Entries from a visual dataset
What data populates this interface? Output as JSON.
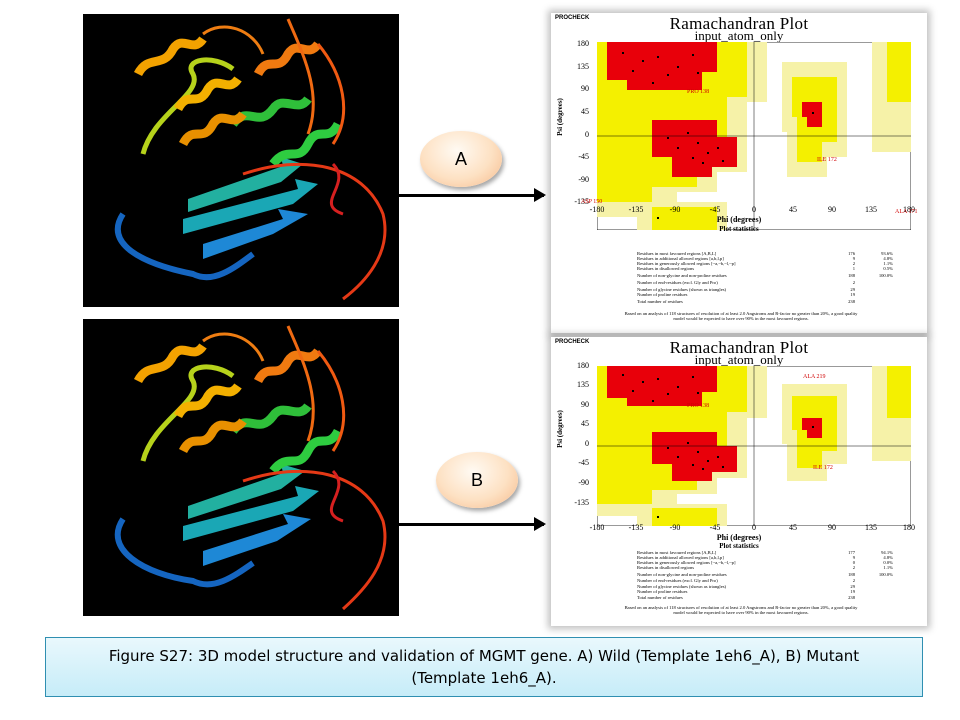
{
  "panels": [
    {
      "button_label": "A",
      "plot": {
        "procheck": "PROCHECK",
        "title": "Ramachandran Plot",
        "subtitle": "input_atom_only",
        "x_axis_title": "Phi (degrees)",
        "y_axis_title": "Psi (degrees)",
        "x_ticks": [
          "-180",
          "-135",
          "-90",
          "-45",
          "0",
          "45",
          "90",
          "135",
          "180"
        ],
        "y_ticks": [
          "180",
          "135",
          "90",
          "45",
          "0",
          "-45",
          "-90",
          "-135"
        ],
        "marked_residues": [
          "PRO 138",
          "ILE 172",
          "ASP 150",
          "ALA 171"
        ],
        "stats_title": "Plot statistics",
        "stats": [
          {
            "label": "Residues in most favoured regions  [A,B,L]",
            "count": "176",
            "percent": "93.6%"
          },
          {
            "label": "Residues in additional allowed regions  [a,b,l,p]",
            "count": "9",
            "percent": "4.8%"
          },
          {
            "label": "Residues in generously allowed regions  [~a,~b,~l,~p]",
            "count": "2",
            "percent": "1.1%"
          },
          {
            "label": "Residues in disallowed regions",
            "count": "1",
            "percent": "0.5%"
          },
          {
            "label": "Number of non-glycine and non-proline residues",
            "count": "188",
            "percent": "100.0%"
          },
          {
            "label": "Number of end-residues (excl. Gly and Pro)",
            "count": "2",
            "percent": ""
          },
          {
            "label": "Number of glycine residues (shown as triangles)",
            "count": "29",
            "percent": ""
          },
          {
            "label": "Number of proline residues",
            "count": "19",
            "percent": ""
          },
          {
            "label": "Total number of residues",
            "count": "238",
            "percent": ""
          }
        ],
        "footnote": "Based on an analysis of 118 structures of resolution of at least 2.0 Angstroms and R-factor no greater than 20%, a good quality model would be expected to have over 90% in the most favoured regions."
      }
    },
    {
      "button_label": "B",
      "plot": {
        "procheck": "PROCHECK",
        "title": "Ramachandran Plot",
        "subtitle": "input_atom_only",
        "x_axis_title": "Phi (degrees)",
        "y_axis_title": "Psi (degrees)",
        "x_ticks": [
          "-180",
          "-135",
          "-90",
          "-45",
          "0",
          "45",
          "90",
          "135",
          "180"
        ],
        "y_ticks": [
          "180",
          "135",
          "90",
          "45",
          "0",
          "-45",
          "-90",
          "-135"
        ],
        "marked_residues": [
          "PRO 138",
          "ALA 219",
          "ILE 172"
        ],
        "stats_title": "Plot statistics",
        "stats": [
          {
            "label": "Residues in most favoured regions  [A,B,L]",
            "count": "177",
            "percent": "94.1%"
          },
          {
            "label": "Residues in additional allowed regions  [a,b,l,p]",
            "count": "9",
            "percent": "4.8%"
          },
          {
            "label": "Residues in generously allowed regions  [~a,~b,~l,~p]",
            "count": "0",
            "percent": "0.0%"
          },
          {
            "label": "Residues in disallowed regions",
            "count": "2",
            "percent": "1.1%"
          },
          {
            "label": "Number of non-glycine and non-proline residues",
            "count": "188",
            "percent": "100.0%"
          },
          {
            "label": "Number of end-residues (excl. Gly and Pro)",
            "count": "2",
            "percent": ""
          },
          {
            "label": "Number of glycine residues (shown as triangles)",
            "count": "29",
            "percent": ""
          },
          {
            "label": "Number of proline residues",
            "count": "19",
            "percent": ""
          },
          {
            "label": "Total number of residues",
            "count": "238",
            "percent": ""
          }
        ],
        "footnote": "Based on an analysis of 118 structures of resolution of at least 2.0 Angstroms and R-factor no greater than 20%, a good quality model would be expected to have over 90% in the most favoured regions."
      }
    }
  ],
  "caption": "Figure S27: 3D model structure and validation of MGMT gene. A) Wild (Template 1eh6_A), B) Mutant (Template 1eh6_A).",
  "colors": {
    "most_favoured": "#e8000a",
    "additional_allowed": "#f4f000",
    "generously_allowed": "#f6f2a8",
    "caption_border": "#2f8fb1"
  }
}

...

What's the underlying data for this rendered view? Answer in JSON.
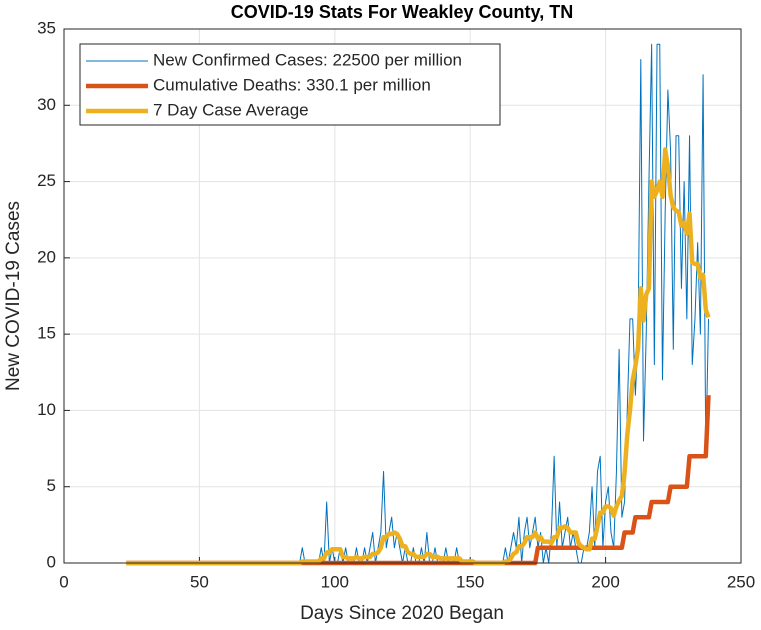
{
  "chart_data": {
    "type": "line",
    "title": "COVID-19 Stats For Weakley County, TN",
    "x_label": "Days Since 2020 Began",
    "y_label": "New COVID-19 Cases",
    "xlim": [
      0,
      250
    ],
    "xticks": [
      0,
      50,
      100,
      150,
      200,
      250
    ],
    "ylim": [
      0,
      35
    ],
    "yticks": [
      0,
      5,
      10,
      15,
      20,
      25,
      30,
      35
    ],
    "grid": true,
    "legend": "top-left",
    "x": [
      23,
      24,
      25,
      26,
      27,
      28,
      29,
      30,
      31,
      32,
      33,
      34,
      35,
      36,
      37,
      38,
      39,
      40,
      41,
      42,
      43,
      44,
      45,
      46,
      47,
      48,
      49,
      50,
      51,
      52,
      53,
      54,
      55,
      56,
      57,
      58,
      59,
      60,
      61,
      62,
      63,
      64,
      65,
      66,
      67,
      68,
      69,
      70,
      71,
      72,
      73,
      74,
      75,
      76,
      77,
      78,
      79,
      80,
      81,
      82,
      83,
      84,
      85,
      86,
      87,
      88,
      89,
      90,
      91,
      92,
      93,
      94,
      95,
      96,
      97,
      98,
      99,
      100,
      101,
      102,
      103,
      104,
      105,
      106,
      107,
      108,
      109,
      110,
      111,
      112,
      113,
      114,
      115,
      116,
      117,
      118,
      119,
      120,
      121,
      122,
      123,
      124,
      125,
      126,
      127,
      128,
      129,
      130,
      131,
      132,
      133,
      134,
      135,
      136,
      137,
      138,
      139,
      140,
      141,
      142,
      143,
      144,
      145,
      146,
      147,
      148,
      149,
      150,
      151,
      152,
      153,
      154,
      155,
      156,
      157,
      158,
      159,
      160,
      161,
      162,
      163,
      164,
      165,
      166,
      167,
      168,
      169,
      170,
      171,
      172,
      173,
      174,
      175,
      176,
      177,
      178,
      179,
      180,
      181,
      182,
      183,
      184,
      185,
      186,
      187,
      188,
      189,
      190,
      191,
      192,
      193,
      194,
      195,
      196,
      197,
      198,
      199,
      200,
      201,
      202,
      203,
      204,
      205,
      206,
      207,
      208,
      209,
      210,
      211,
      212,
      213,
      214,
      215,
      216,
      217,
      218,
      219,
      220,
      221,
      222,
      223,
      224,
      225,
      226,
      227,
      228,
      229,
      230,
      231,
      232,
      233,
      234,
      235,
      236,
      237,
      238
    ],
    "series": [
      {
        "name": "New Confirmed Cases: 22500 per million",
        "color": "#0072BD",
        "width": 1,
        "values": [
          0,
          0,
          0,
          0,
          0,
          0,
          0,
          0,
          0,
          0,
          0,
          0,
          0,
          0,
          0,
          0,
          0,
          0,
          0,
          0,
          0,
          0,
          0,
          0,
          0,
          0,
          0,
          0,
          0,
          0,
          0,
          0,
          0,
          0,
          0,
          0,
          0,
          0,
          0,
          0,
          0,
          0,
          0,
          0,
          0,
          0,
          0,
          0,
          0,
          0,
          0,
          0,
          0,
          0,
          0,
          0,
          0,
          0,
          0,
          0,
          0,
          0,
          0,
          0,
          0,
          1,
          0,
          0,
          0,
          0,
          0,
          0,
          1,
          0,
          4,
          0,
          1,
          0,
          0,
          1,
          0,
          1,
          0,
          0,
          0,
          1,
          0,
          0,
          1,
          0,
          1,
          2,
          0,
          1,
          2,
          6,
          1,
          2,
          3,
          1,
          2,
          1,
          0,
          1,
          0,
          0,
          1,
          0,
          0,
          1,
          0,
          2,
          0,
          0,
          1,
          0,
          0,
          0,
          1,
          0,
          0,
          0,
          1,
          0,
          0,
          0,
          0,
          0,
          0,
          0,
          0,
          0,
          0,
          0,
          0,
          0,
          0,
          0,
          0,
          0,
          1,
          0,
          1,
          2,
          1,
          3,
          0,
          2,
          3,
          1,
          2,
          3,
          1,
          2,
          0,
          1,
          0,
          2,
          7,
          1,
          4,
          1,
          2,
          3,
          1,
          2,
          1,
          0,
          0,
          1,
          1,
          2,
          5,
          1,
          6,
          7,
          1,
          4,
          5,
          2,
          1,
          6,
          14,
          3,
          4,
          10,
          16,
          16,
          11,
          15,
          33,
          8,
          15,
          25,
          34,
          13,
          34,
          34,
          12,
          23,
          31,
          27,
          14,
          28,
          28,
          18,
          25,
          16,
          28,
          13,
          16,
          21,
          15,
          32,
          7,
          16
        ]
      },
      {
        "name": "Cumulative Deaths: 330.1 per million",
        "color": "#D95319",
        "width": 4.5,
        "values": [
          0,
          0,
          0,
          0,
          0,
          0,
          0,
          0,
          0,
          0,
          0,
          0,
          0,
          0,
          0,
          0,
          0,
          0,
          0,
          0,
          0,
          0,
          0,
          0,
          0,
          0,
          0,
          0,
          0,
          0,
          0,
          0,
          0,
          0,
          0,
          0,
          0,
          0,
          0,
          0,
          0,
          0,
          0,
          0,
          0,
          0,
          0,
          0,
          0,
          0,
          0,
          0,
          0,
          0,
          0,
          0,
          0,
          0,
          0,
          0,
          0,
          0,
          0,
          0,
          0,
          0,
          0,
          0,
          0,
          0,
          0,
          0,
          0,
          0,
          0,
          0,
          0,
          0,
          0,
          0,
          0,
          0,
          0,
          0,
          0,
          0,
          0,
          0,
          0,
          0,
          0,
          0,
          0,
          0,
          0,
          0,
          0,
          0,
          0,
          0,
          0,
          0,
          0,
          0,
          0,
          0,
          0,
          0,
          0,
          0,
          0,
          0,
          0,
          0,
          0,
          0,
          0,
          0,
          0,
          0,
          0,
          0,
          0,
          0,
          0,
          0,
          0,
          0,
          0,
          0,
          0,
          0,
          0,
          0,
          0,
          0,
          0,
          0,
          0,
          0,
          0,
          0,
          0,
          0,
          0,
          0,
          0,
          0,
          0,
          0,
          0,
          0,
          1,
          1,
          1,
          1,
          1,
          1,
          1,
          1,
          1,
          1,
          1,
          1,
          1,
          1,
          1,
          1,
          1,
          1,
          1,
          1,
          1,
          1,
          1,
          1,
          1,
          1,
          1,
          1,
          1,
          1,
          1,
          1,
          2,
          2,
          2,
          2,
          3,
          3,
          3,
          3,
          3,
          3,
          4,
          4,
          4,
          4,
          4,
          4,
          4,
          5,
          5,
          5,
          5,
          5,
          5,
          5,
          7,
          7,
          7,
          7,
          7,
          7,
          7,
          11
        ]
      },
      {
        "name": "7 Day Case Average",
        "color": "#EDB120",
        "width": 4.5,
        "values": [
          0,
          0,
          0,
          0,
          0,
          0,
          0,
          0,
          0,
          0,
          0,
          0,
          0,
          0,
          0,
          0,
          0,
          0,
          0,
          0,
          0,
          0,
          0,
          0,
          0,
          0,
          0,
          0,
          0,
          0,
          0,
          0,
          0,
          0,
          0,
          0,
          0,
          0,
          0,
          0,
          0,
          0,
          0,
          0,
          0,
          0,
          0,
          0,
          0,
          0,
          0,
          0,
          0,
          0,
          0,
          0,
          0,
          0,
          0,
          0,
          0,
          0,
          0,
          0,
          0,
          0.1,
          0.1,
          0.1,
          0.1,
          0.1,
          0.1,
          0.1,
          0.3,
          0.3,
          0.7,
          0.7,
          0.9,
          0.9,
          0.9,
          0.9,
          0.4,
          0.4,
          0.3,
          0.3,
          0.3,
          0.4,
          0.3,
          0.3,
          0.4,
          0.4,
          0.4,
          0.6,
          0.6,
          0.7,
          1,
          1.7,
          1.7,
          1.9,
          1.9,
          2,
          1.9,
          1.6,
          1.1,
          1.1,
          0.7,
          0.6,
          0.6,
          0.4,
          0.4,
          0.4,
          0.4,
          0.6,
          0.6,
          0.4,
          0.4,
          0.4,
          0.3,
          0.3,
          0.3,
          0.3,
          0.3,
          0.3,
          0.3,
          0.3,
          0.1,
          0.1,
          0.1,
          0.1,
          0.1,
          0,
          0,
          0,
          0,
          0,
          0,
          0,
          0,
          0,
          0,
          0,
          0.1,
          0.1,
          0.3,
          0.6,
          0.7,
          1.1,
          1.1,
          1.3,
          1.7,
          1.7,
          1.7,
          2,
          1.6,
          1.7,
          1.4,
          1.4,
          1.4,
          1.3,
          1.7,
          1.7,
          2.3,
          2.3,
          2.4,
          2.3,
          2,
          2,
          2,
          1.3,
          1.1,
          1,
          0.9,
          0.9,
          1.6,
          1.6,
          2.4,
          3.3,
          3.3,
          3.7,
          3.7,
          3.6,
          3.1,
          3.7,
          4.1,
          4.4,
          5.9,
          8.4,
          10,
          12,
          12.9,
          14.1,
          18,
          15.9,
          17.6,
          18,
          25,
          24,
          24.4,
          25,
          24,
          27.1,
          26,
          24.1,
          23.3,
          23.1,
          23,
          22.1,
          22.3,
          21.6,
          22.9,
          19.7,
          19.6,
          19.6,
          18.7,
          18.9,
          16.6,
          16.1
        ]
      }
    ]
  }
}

**Brief**:
Check each line of the entries above for the word "this". List the ones that have it.

**Answer to the task**:
What data populates this interface? Output as JSON.
What's the underlying data for this rendered view? Answer in JSON.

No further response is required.